Extracted records -
◆ ◆ ◆

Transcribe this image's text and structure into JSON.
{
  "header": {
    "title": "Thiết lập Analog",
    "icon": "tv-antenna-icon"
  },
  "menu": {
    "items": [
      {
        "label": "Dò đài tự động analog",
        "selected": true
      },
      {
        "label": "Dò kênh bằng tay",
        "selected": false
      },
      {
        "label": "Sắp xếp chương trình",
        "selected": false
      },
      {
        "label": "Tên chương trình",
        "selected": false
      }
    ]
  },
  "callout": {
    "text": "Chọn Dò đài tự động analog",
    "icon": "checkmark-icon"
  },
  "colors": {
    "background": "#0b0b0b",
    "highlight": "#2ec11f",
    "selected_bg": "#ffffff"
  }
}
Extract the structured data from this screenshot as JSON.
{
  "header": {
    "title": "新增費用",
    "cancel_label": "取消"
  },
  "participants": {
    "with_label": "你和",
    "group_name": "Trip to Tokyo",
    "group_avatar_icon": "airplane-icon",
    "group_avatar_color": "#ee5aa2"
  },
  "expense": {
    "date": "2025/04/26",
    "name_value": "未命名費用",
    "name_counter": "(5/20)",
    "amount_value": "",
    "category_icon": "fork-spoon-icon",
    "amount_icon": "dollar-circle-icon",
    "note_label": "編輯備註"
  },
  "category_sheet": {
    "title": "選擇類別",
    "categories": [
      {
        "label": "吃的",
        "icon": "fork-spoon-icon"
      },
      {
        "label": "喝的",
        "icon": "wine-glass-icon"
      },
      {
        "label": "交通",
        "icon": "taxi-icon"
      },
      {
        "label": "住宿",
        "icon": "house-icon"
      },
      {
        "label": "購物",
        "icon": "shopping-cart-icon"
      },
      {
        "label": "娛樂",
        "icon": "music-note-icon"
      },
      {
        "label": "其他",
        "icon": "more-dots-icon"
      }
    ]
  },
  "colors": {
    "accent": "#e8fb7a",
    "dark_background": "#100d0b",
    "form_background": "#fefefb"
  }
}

◆ ◆ ◆

Instructions for the task -
All entries must be repeated verbatim.

Task output -
Transcribe this image's text and structure into JSON.
{
  "header": {
    "title": "Thiết lập Analog",
    "icon": "tv-antenna-icon"
  },
  "menu": {
    "items": [
      {
        "label": "Dò đài tự động analog",
        "selected": true
      },
      {
        "label": "Dò kênh bằng tay",
        "selected": false
      },
      {
        "label": "Sắp xếp chương trình",
        "selected": false
      },
      {
        "label": "Tên chương trình",
        "selected": false
      }
    ]
  },
  "callout": {
    "text": "Chọn Dò đài tự động analog",
    "icon": "checkmark-icon"
  },
  "colors": {
    "background": "#0b0b0b",
    "highlight": "#2ec11f",
    "selected_bg": "#ffffff"
  }
}
Extract the structured data from this screenshot as JSON.
{
  "header": {
    "title": "新增費用",
    "cancel_label": "取消"
  },
  "participants": {
    "with_label": "你和",
    "group_name": "Trip to Tokyo",
    "group_avatar_icon": "airplane-icon",
    "group_avatar_color": "#ee5aa2"
  },
  "expense": {
    "date": "2025/04/26",
    "name_value": "未命名費用",
    "name_counter": "(5/20)",
    "amount_value": "",
    "category_icon": "fork-spoon-icon",
    "amount_icon": "dollar-circle-icon",
    "note_label": "編輯備註"
  },
  "category_sheet": {
    "title": "選擇類別",
    "categories": [
      {
        "label": "吃的",
        "icon": "fork-spoon-icon"
      },
      {
        "label": "喝的",
        "icon": "wine-glass-icon"
      },
      {
        "label": "交通",
        "icon": "taxi-icon"
      },
      {
        "label": "住宿",
        "icon": "house-icon"
      },
      {
        "label": "購物",
        "icon": "shopping-cart-icon"
      },
      {
        "label": "娛樂",
        "icon": "music-note-icon"
      },
      {
        "label": "其他",
        "icon": "more-dots-icon"
      }
    ]
  },
  "colors": {
    "accent": "#e8fb7a",
    "dark_background": "#100d0b",
    "form_background": "#fefefb"
  }
}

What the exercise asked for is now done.